> **TASK DETAILS**
Begin the copy at the line containing "Read all visible" and end it at the final line of the material below, reproducing each line exactly, without images.
>> begin INPUT DATA
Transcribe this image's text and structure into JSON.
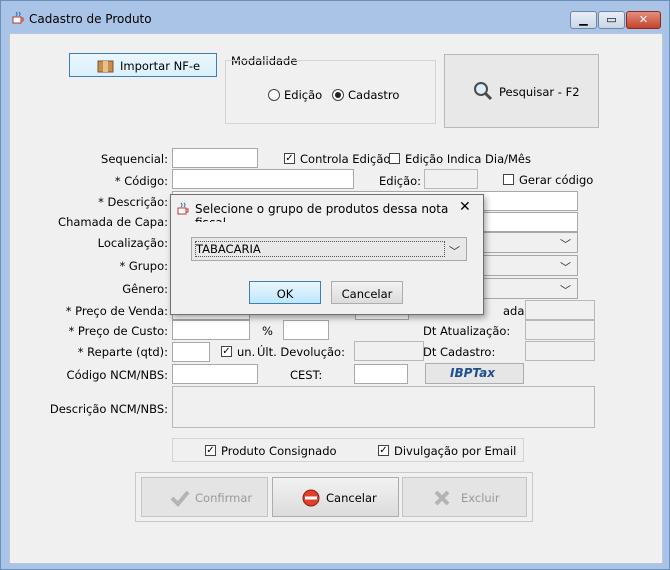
{
  "window": {
    "title": "Cadastro de Produto",
    "icon": "java-cup-icon"
  },
  "top": {
    "import_button": "Importar NF-e",
    "modalidade_label": "Modalidade",
    "radio_edicao": "Edição",
    "radio_cadastro": "Cadastro",
    "selected_mode": "Cadastro",
    "search_button": "Pesquisar - F2"
  },
  "form": {
    "sequencial": "Sequencial:",
    "controla_edicao": "Controla Edição",
    "edicao_indica": "Edição Indica Dia/Mês",
    "codigo": "* Código:",
    "edicao": "Edição:",
    "gerar_codigo": "Gerar código",
    "descricao": "* Descrição:",
    "chamada_capa": "Chamada de Capa:",
    "localizacao": "Localização:",
    "grupo": "* Grupo:",
    "genero": "Gênero:",
    "preco_venda": "* Preço de Venda:",
    "preco_custo": "* Preço de Custo:",
    "percent": "%",
    "reparte": "* Reparte (qtd):",
    "un": "un.",
    "ult_devolucao": "Últ. Devolução:",
    "codigo_ncm": "Código NCM/NBS:",
    "cest": "CEST:",
    "descricao_ncm": "Descrição NCM/NBS:",
    "ultima_entrada_partial": "ada:",
    "dt_atualizacao": "Dt Atualização:",
    "dt_cadastro": "Dt Cadastro:",
    "ibptax": "IBPTax",
    "produto_consignado": "Produto Consignado",
    "divulgacao_email": "Divulgação por Email",
    "controla_edicao_checked": true,
    "edicao_indica_checked": false,
    "gerar_codigo_checked": false,
    "un_checked": true,
    "produto_consignado_checked": true,
    "divulgacao_email_checked": true
  },
  "actions": {
    "confirmar": "Confirmar",
    "cancelar": "Cancelar",
    "excluir": "Excluir"
  },
  "dialog": {
    "title": "Selecione o grupo de produtos dessa nota fiscal",
    "selected": "TABACARIA",
    "ok": "OK",
    "cancel": "Cancelar"
  }
}
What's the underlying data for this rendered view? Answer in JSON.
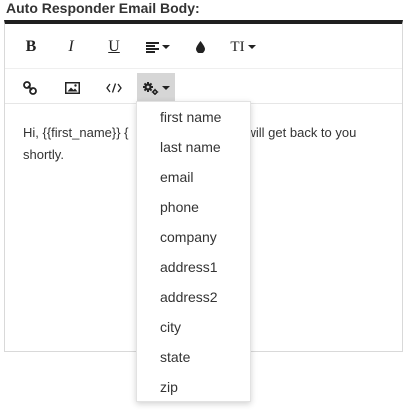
{
  "header": {
    "title": "Auto Responder Email Body:"
  },
  "toolbar": {
    "bold_label": "B",
    "italic_label": "I",
    "underline_label": "U",
    "text_size_label": "TI",
    "icons": [
      "bold-icon",
      "italic-icon",
      "underline-icon",
      "align-icon",
      "color-drop-icon",
      "text-size-icon",
      "link-icon",
      "image-icon",
      "code-icon",
      "settings-icon"
    ]
  },
  "editor": {
    "line1_left": "Hi, {{first_name}} {",
    "line1_right": "will get back to you",
    "line2": "shortly."
  },
  "merge_fields": [
    "first name",
    "last name",
    "email",
    "phone",
    "company",
    "address1",
    "address2",
    "city",
    "state",
    "zip"
  ]
}
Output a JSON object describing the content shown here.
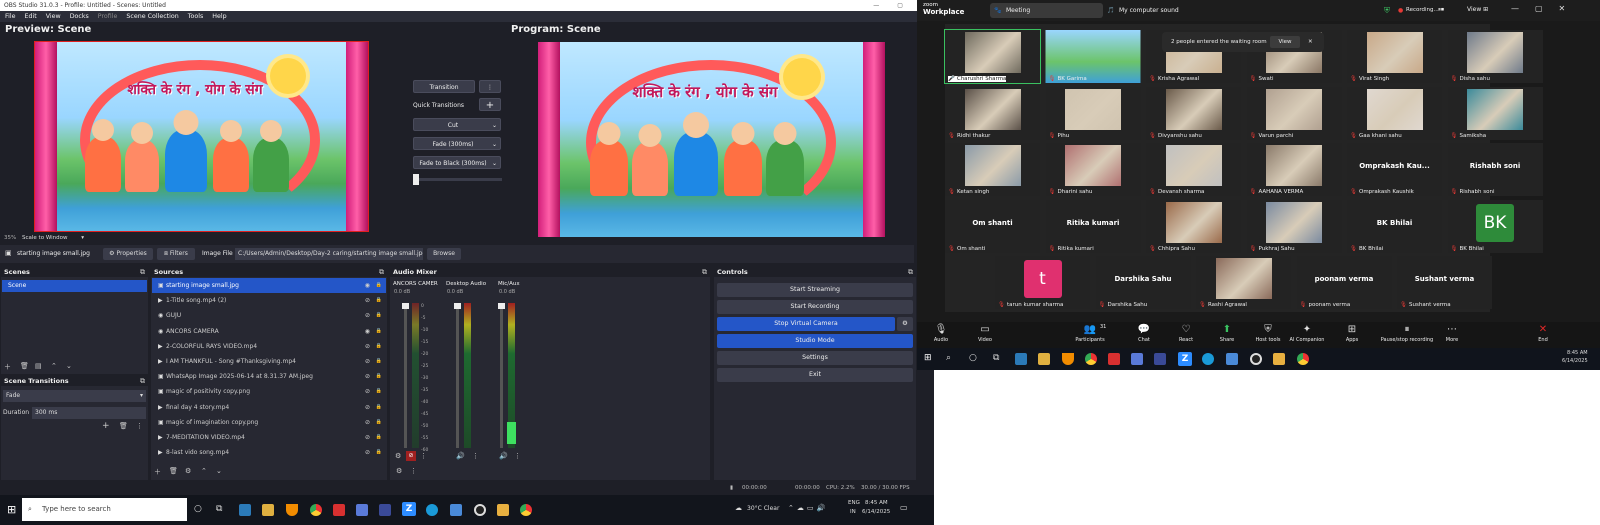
{
  "obs": {
    "title": "OBS Studio 31.0.3 - Profile: Untitled - Scenes: Untitled",
    "menu": [
      "File",
      "Edit",
      "View",
      "Docks",
      "Profile",
      "Scene Collection",
      "Tools",
      "Help"
    ],
    "preview_title": "Preview: Scene",
    "program_title": "Program: Scene",
    "scene_image_text": "शक्ति के रंग , योग के संग",
    "zoom_level": "35%",
    "scale_mode": "Scale to Window",
    "transition": {
      "button": "Transition",
      "quick_label": "Quick Transitions",
      "options": [
        "Cut",
        "Fade (300ms)",
        "Fade to Black (300ms)"
      ]
    },
    "source_toolbar": {
      "selected": "starting image small.jpg",
      "properties": "Properties",
      "filters": "Filters",
      "image_file_label": "Image File",
      "path": "C:/Users/Admin/Desktop/Day-2 caring/starting image small.jpg",
      "browse": "Browse"
    },
    "scenes": {
      "title": "Scenes",
      "items": [
        "Scene"
      ]
    },
    "scene_transitions": {
      "title": "Scene Transitions",
      "type": "Fade",
      "duration_label": "Duration",
      "duration": "300 ms"
    },
    "sources": {
      "title": "Sources",
      "items": [
        {
          "name": "starting image small.jpg",
          "icon": "image"
        },
        {
          "name": "1-Title song.mp4 (2)",
          "icon": "play"
        },
        {
          "name": "GUJU",
          "icon": "camera"
        },
        {
          "name": "ANCORS CAMERA",
          "icon": "camera"
        },
        {
          "name": "2-COLORFUL RAYS VIDEO.mp4",
          "icon": "play"
        },
        {
          "name": "I AM THANKFUL - Song #Thanksgiving.mp4",
          "icon": "play"
        },
        {
          "name": "WhatsApp Image 2025-06-14 at 8.31.37 AM.jpeg",
          "icon": "image"
        },
        {
          "name": "magic of positivity copy.png",
          "icon": "image"
        },
        {
          "name": "final day 4 story.mp4",
          "icon": "play"
        },
        {
          "name": "magic of imagination copy.png",
          "icon": "image"
        },
        {
          "name": "7-MEDITATION VIDEO.mp4",
          "icon": "play"
        },
        {
          "name": "8-last vido song.mp4",
          "icon": "play"
        }
      ]
    },
    "mixer": {
      "title": "Audio Mixer",
      "channels": [
        {
          "name": "ANCORS CAMER",
          "db": "0.0 dB"
        },
        {
          "name": "Desktop Audio",
          "db": "0.0 dB"
        },
        {
          "name": "Mic/Aux",
          "db": "0.0 dB"
        }
      ],
      "scale": [
        "0",
        "-5",
        "-10",
        "-15",
        "-20",
        "-25",
        "-30",
        "-35",
        "-40",
        "-45",
        "-50",
        "-55",
        "-60"
      ]
    },
    "controls": {
      "title": "Controls",
      "buttons": [
        "Start Streaming",
        "Start Recording",
        "Stop Virtual Camera",
        "Studio Mode",
        "Settings",
        "Exit"
      ]
    },
    "status": {
      "time1": "00:00:00",
      "time2": "00:00:00",
      "cpu": "CPU: 2.2%",
      "fps": "30.00 / 30.00 FPS"
    }
  },
  "taskbar": {
    "search_placeholder": "Type here to search",
    "weather": "30°C  Clear",
    "lang": "ENG",
    "region": "IN",
    "time": "8:45 AM",
    "date": "6/14/2025"
  },
  "zoom": {
    "brand_top": "zoom",
    "brand": "Workplace",
    "tab_meeting": "Meeting",
    "tab_sound": "My computer sound",
    "recording": "Recording...",
    "view": "View",
    "waiting_msg": "2 people entered the waiting room",
    "waiting_view": "View",
    "participants": [
      {
        "name": "Charushri Sharma",
        "big": ""
      },
      {
        "name": "BK Garima",
        "big": ""
      },
      {
        "name": "Krisha Agrawal",
        "big": ""
      },
      {
        "name": "Swati",
        "big": ""
      },
      {
        "name": "Virat Singh",
        "big": ""
      },
      {
        "name": "Disha sahu",
        "big": ""
      },
      {
        "name": "Ridhi thakur",
        "big": ""
      },
      {
        "name": "Pihu",
        "big": ""
      },
      {
        "name": "Divyanshu sahu",
        "big": ""
      },
      {
        "name": "Varun parchi",
        "big": ""
      },
      {
        "name": "Gaa khani sahu",
        "big": ""
      },
      {
        "name": "Samiksha",
        "big": ""
      },
      {
        "name": "Ketan singh",
        "big": ""
      },
      {
        "name": "Dharini sahu",
        "big": ""
      },
      {
        "name": "Devansh sharma",
        "big": ""
      },
      {
        "name": "AAHANA VERMA",
        "big": ""
      },
      {
        "name": "Omprakash Kaushik",
        "big": "Omprakash  Kau..."
      },
      {
        "name": "Rishabh soni",
        "big": "Rishabh soni"
      },
      {
        "name": "Om shanti",
        "big": "Om shanti"
      },
      {
        "name": "Ritika kumari",
        "big": "Ritika kumari"
      },
      {
        "name": "Chhipra Sahu",
        "big": ""
      },
      {
        "name": "Pukhraj Sahu",
        "big": ""
      },
      {
        "name": "BK Bhilai",
        "big": "BK Bhilai"
      },
      {
        "name": "BK Bhilai",
        "big": "BK"
      },
      {
        "name": "tarun kumar sharma",
        "big": "t"
      },
      {
        "name": "Darshika Sahu",
        "big": "Darshika Sahu"
      },
      {
        "name": "Rashi Agrawal",
        "big": ""
      },
      {
        "name": "poonam verma",
        "big": "poonam verma"
      },
      {
        "name": "Sushant verma",
        "big": "Sushant verma"
      }
    ],
    "toolbar": [
      {
        "label": "Audio",
        "glyph": "🎙"
      },
      {
        "label": "Video",
        "glyph": "▭"
      },
      {
        "label": "Participants",
        "glyph": "👥"
      },
      {
        "label": "Chat",
        "glyph": "💬"
      },
      {
        "label": "React",
        "glyph": "♡"
      },
      {
        "label": "Share",
        "glyph": "⬆"
      },
      {
        "label": "Host tools",
        "glyph": "⛨"
      },
      {
        "label": "AI Companion",
        "glyph": "✦"
      },
      {
        "label": "Apps",
        "glyph": "⊞"
      },
      {
        "label": "Pause/stop recording",
        "glyph": "⏸"
      },
      {
        "label": "More",
        "glyph": "⋯"
      },
      {
        "label": "End",
        "glyph": "✕"
      }
    ],
    "participants_count": "31",
    "time": "8:45 AM",
    "date": "6/14/2025"
  },
  "colors": {
    "obs_bg": "#1e1f27",
    "obs_accent": "#2456c8",
    "zoom_bg": "#1a1a1a",
    "rec_red": "#e53935",
    "end_red": "#e02828",
    "avatar_green": "#2e8b3a",
    "avatar_pink": "#e0306f"
  }
}
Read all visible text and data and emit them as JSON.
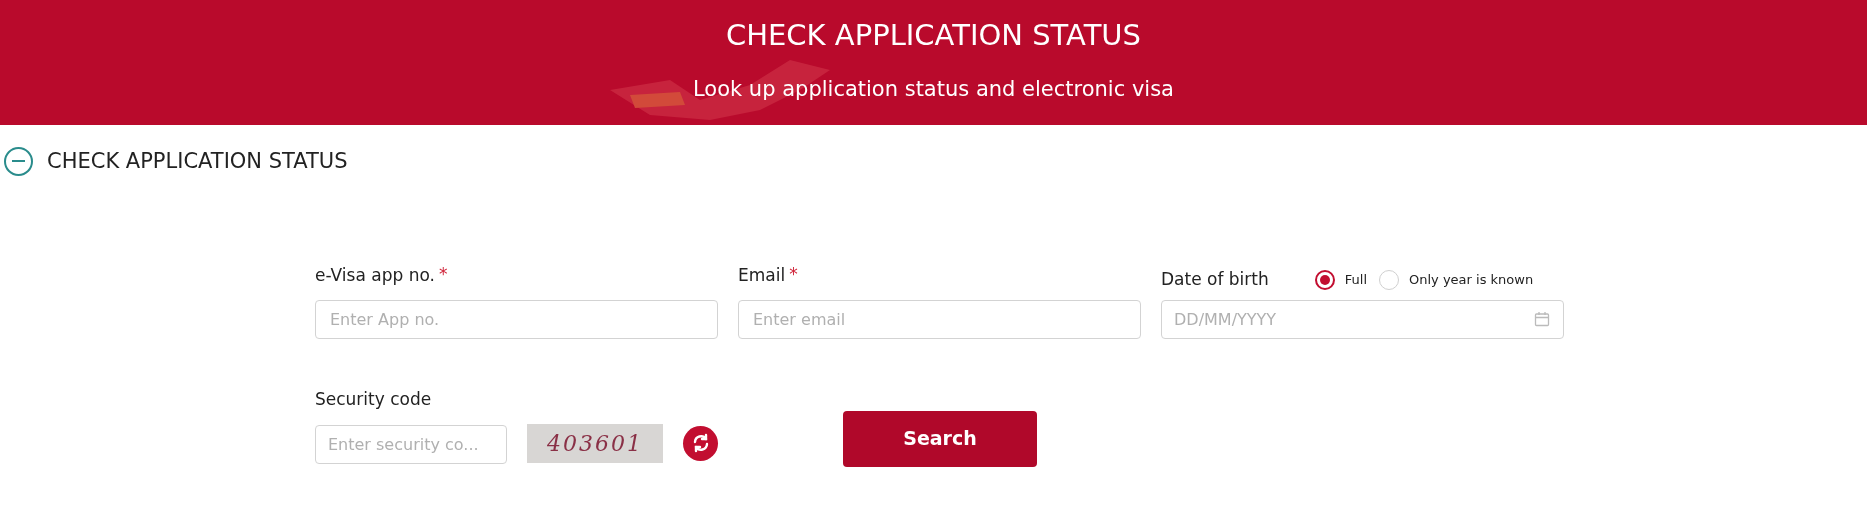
{
  "header": {
    "title": "CHECK APPLICATION STATUS",
    "subtitle": "Look up application status and electronic visa"
  },
  "section": {
    "title": "CHECK APPLICATION STATUS",
    "expanded": true
  },
  "fields": [
    {
      "label": "e-Visa app no.",
      "required_mark": "*",
      "placeholder": "Enter App no."
    },
    {
      "label": "Email",
      "required_mark": "*",
      "placeholder": "Enter email"
    }
  ],
  "date_of_birth": {
    "label": "Date of birth",
    "placeholder": "DD/MM/YYYY",
    "options": [
      {
        "label": "Full",
        "selected": true
      },
      {
        "label": "Only year is known",
        "selected": false
      }
    ]
  },
  "security": {
    "label": "Security code",
    "placeholder": "Enter security co...",
    "captcha": "403601"
  },
  "search_button": "Search"
}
>> end INPUT DATA
> **EXPECTED ANSWER**
Read all visible text and data and emit them as JSON.
{
  "header": {
    "title": "CHECK APPLICATION STATUS",
    "subtitle": "Look up application status and electronic visa"
  },
  "section": {
    "title": "CHECK APPLICATION STATUS",
    "expanded": true
  },
  "fields": [
    {
      "label": "e-Visa app no.",
      "required_mark": "*",
      "placeholder": "Enter App no."
    },
    {
      "label": "Email",
      "required_mark": "*",
      "placeholder": "Enter email"
    }
  ],
  "date_of_birth": {
    "label": "Date of birth",
    "placeholder": "DD/MM/YYYY",
    "options": [
      {
        "label": "Full",
        "selected": true
      },
      {
        "label": "Only year is known",
        "selected": false
      }
    ]
  },
  "security": {
    "label": "Security code",
    "placeholder": "Enter security co...",
    "captcha": "403601"
  },
  "search_button": "Search"
}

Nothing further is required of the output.